### Supplied passage
(begin)

[GE users] Re: LAM SGE Integration issues with rocks 4.1

Srividya Valivarthi srividya.v at gmail.com
Wed Jan 18 20:33:52 GMT 2006


    [ The following text is in the "ISO-8859-1" character set. ]
    [ Your display is set for the "ISO-8859-10" character set.  ]
    [ Some special characters may be displayed incorrectly. ]

Thanks so much for your patience.

 Have stopped all the deamons using the lamhalt command and attached the log.

Thanks again,
Srividya
On 1/18/06, Reuti <reuti at staff.uni-marburg.de> wrote:
> Srividya:
>
> Am 18.01.2006 um 16:50 schrieb Srividya Valivarthi:
>
> > Hi,
> >
> >    Thanks so much for the prompt responses.  I would like to go over
> > again the commands that i have used and the error logs more clearly,
> > so that i can get some help on this problem.
> >
> > 1) Firstly i have aliased rsh to ssh. will this cause any issues?
> >
>
> for a loose integration this schould work, but not for any of the
> qrsh based setups of the LAM/MPI integration (where rsh will be
> caught by SGE and routed to a qrsh command).
>
> > 2) On my first login into the system ran the following command to have
> > the lamd deamon running on all nodes as follows
> >     # lamboot -v -ssi boot rsh hostfile
> >       and the host file contains
> >       	medusa.lab.ac.uab.edu cpu=4
> > 	compute-0-0.local cpu=4
> > 	compute-0-1.local cpu=4
> > 	compute-0-2.local cpu=4
> > 	compute-0-3.local cpu=4
> > 	compute-0-4.local cpu=4
> > 	compute-0-5.local cpu=4
> > 	compute-0-6.local cpu=4
> > 	compute-0-7.local cpu=4
> >
>
> Again: please stop the daemons! Then come back and we go to the next
> point. - Reuti
>
> > 3) Then on compiling and running the mpihello program with the lam
> > binaries i get the expected results.

(end)

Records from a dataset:
(begin)

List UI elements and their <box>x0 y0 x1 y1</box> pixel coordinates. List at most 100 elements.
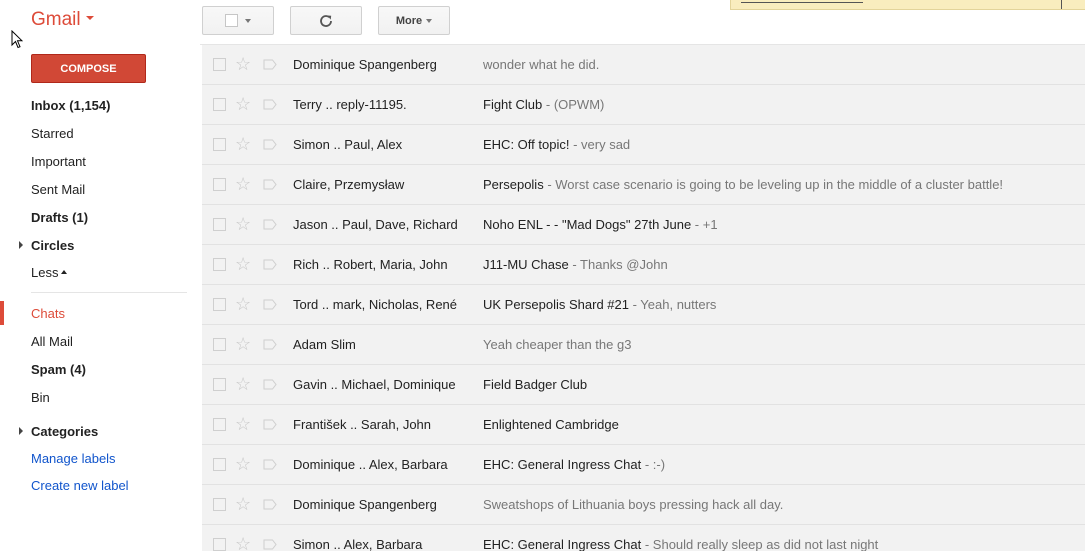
star-icon[interactable]: ☆ <box>235 135 251 153</box>
star-icon[interactable]: ☆ <box>235 535 251 551</box>
sidebar-item-sent-mail[interactable]: Sent Mail <box>0 177 200 201</box>
sidebar-item-bin[interactable]: Bin <box>0 385 200 409</box>
email-list: ☆ Dominique Spangenberg wonder what he did… <box>202 45 1085 551</box>
select-checkbox-dropdown[interactable] <box>202 6 274 35</box>
caret-down-icon <box>426 18 433 23</box>
expand-triangle-icon <box>19 427 23 435</box>
email-snippet: Yeah cheaper than the g3 <box>483 337 632 352</box>
sidebar-item-important[interactable]: Important <box>0 149 200 173</box>
email-row[interactable]: ☆ František .. Sarah, John Enlightened Cam… <box>202 405 1085 445</box>
row-checkbox[interactable] <box>213 58 226 71</box>
row-checkbox[interactable] <box>213 298 226 311</box>
sidebar-item-inbox[interactable]: Inbox (1,154) <box>0 93 200 117</box>
importance-marker-icon[interactable] <box>263 499 277 510</box>
email-row[interactable]: ☆ Adam Slim Yeah cheaper than the g3 <box>202 325 1085 365</box>
sidebar-item-categories[interactable]: Categories <box>0 419 200 443</box>
row-checkbox[interactable] <box>213 178 226 191</box>
refresh-button[interactable] <box>290 6 362 35</box>
star-icon[interactable]: ☆ <box>235 175 251 193</box>
row-checkbox[interactable] <box>213 258 226 271</box>
star-icon[interactable]: ☆ <box>235 95 251 113</box>
importance-marker-icon[interactable] <box>263 259 277 270</box>
compose-button[interactable]: COMPOSE <box>31 54 146 83</box>
sidebar-item-starred[interactable]: Starred <box>0 121 200 145</box>
sidebar-item-label: Sent Mail <box>31 181 86 197</box>
row-checkbox[interactable] <box>213 98 226 111</box>
row-checkbox[interactable] <box>213 138 226 151</box>
email-sender: Simon .. Alex, Barbara <box>293 537 423 551</box>
notification-divider <box>1061 0 1062 9</box>
row-checkbox[interactable] <box>213 218 226 231</box>
star-icon[interactable]: ☆ <box>235 335 251 353</box>
sidebar-item-chats[interactable]: Chats <box>0 301 200 325</box>
importance-marker-icon[interactable] <box>263 219 277 230</box>
email-row[interactable]: ☆ Jason .. Paul, Dave, Richard Noho ENL - … <box>202 205 1085 245</box>
row-checkbox[interactable] <box>213 538 226 551</box>
sidebar-divider <box>31 292 187 293</box>
email-subject: Field Badger Club <box>483 377 588 392</box>
row-checkbox[interactable] <box>213 418 226 431</box>
email-subject: Enlightened Cambridge <box>483 417 619 432</box>
email-subject-line: Noho ENL - - "Mad Dogs" 27th June - +1 <box>483 217 718 232</box>
email-row[interactable]: ☆ Simon .. Alex, Barbara EHC: General Ingr… <box>202 525 1085 551</box>
row-checkbox[interactable] <box>213 458 226 471</box>
email-row[interactable]: ☆ Claire, Przemysław Persepolis - Worst ca… <box>202 165 1085 205</box>
sidebar-item-less[interactable]: Less <box>0 260 200 284</box>
email-row[interactable]: ☆ Tord .. mark, Nicholas, René UK Persepol… <box>202 285 1085 325</box>
email-subject: UK Persepolis Shard #21 <box>483 297 629 312</box>
star-icon[interactable]: ☆ <box>235 55 251 73</box>
importance-marker-icon[interactable] <box>263 99 277 110</box>
email-sender: Tord .. mark, Nicholas, René <box>293 297 458 312</box>
email-subject: EHC: General Ingress Chat <box>483 537 645 551</box>
email-row[interactable]: ☆ Rich .. Robert, Maria, John J11-MU Chase… <box>202 245 1085 285</box>
sidebar-item-label: Circles <box>31 237 75 253</box>
importance-marker-icon[interactable] <box>263 59 277 70</box>
email-row[interactable]: ☆ Simon .. Paul, Alex EHC: Off topic! - ve… <box>202 125 1085 165</box>
sidebar-item-label: Spam (4) <box>31 361 86 377</box>
email-subject-line: UK Persepolis Shard #21 - Yeah, nutters <box>483 297 716 312</box>
email-snippet: - Worst case scenario is going to be lev… <box>543 177 1004 192</box>
importance-marker-icon[interactable] <box>263 539 277 550</box>
importance-marker-icon[interactable] <box>263 459 277 470</box>
importance-marker-icon[interactable] <box>263 419 277 430</box>
email-snippet: - :-) <box>644 457 666 472</box>
email-sender: Simon .. Paul, Alex <box>293 137 403 152</box>
row-checkbox[interactable] <box>213 498 226 511</box>
email-subject: EHC: General Ingress Chat <box>483 457 645 472</box>
mouse-pointer-icon <box>11 30 23 49</box>
email-subject-line: EHC: General Ingress Chat - :-) <box>483 457 665 472</box>
email-row[interactable]: ☆ Dominique Spangenberg Sweatshops of Lith… <box>202 485 1085 525</box>
importance-marker-icon[interactable] <box>263 179 277 190</box>
email-row[interactable]: ☆ Dominique .. Alex, Barbara EHC: General … <box>202 445 1085 485</box>
sidebar-item-drafts[interactable]: Drafts (1) <box>0 205 200 229</box>
sidebar-item-circles[interactable]: Circles <box>0 233 200 257</box>
sidebar-item-all-mail[interactable]: All Mail <box>0 329 200 353</box>
star-icon[interactable]: ☆ <box>235 255 251 273</box>
star-icon[interactable]: ☆ <box>235 455 251 473</box>
email-row[interactable]: ☆ Dominique Spangenberg wonder what he did… <box>202 45 1085 85</box>
email-row[interactable]: ☆ Terry .. reply-11195. Fight Club - (OPWM… <box>202 85 1085 125</box>
row-checkbox[interactable] <box>213 378 226 391</box>
star-icon[interactable]: ☆ <box>235 495 251 513</box>
importance-marker-icon[interactable] <box>263 299 277 310</box>
email-sender: Dominique Spangenberg <box>293 57 437 72</box>
email-subject-line: Fight Club - (OPWM) <box>483 97 604 112</box>
importance-marker-icon[interactable] <box>263 339 277 350</box>
email-subject: J11-MU Chase <box>483 257 569 272</box>
manage-labels-link[interactable]: Manage labels <box>0 446 200 470</box>
gmail-brand-menu[interactable]: Gmail <box>31 9 94 31</box>
email-row[interactable]: ☆ Gavin .. Michael, Dominique Field Badger… <box>202 365 1085 405</box>
star-icon[interactable]: ☆ <box>235 415 251 433</box>
importance-marker-icon[interactable] <box>263 379 277 390</box>
email-sender: František .. Sarah, John <box>293 417 432 432</box>
more-actions-button[interactable]: More <box>378 6 450 35</box>
importance-marker-icon[interactable] <box>263 139 277 150</box>
row-checkbox[interactable] <box>213 338 226 351</box>
star-icon[interactable]: ☆ <box>235 215 251 233</box>
star-icon[interactable]: ☆ <box>235 375 251 393</box>
email-sender: Jason .. Paul, Dave, Richard <box>293 217 458 232</box>
create-new-label-link[interactable]: Create new label <box>0 473 200 497</box>
email-subject-line: J11-MU Chase - Thanks @John <box>483 257 668 272</box>
sidebar-item-spam[interactable]: Spam (4) <box>0 357 200 381</box>
star-icon[interactable]: ☆ <box>235 295 251 313</box>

(end)

### Problem set
A - Rewrite the mailing-list post, starting with "[ The following" and going on through "attached the log.", renaming "lamhalt" to "lamclean" wherever it occurs.
B - Reproduce the lines of the listing, starting with the line containing "star-icon[interactable]: ☆ <box>235 135" and going on through the line containing "sidebar-item-important[interactable]: Important <box>0", both of those lines included.

### Solved problems
A -
[ The following text is in the "ISO-8859-1" character set. ]
    [ Your display is set for the "ISO-8859-10" character set.  ]
    [ Some special characters may be displayed incorrectly. ]

Thanks so much for your patience.

 Have stopped all the deamons using the lamclean command and attached the log.

B -
star-icon[interactable]: ☆ <box>235 135 251 153</box>
star-icon[interactable]: ☆ <box>235 535 251 551</box>
sidebar-item-sent-mail[interactable]: Sent Mail <box>0 177 200 201</box>
sidebar-item-bin[interactable]: Bin <box>0 385 200 409</box>
email-list: ☆ Dominique Spangenberg wonder what he did… <box>202 45 1085 551</box>
select-checkbox-dropdown[interactable] <box>202 6 274 35</box>
caret-down-icon <box>426 18 433 23</box>
expand-triangle-icon <box>19 427 23 435</box>
email-snippet: Yeah cheaper than the g3 <box>483 337 632 352</box>
sidebar-item-important[interactable]: Important <box>0 149 200 173</box>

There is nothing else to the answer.